(Stored items from a collection)
* BEGIN *

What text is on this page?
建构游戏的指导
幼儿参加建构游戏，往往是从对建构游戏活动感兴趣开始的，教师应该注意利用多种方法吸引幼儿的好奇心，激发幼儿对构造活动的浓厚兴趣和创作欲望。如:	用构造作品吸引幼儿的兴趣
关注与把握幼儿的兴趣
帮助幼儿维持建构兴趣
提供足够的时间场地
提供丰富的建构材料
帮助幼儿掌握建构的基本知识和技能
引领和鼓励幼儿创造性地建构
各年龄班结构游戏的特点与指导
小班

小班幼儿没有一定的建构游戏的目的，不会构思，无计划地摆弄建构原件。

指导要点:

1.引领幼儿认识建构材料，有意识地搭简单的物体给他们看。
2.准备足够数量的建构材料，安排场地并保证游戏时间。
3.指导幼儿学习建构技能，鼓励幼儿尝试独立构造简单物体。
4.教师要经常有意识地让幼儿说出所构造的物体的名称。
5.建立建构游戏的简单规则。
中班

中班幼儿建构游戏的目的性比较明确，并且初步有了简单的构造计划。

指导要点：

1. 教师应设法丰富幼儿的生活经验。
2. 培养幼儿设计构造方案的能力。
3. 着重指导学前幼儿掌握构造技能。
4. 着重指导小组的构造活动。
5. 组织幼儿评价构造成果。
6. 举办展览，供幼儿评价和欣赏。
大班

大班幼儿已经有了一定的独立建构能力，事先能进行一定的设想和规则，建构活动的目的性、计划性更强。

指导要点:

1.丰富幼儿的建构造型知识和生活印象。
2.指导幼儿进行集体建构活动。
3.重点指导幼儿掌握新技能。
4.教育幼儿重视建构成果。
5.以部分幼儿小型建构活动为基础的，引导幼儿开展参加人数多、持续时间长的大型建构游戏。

* END *

> _Requirement_
Your task is to reproduce all of the records exactly.

> _In response_
What text is on this page?
建构游戏的指导
幼儿参加建构游戏，往往是从对建构游戏活动感兴趣开始的，教师应该注意利用多种方法吸引幼儿的好奇心，激发幼儿对构造活动的浓厚兴趣和创作欲望。如:	用构造作品吸引幼儿的兴趣
关注与把握幼儿的兴趣
帮助幼儿维持建构兴趣
提供足够的时间场地
提供丰富的建构材料
帮助幼儿掌握建构的基本知识和技能
引领和鼓励幼儿创造性地建构
各年龄班结构游戏的特点与指导
小班

小班幼儿没有一定的建构游戏的目的，不会构思，无计划地摆弄建构原件。

指导要点:

1.引领幼儿认识建构材料，有意识地搭简单的物体给他们看。
2.准备足够数量的建构材料，安排场地并保证游戏时间。
3.指导幼儿学习建构技能，鼓励幼儿尝试独立构造简单物体。
4.教师要经常有意识地让幼儿说出所构造的物体的名称。
5.建立建构游戏的简单规则。
中班

中班幼儿建构游戏的目的性比较明确，并且初步有了简单的构造计划。

指导要点：

1. 教师应设法丰富幼儿的生活经验。
2. 培养幼儿设计构造方案的能力。
3. 着重指导学前幼儿掌握构造技能。
4. 着重指导小组的构造活动。
5. 组织幼儿评价构造成果。
6. 举办展览，供幼儿评价和欣赏。
大班

大班幼儿已经有了一定的独立建构能力，事先能进行一定的设想和规则，建构活动的目的性、计划性更强。

指导要点:

1.丰富幼儿的建构造型知识和生活印象。
2.指导幼儿进行集体建构活动。
3.重点指导幼儿掌握新技能。
4.教育幼儿重视建构成果。
5.以部分幼儿小型建构活动为基础的，引导幼儿开展参加人数多、持续时间长的大型建构游戏。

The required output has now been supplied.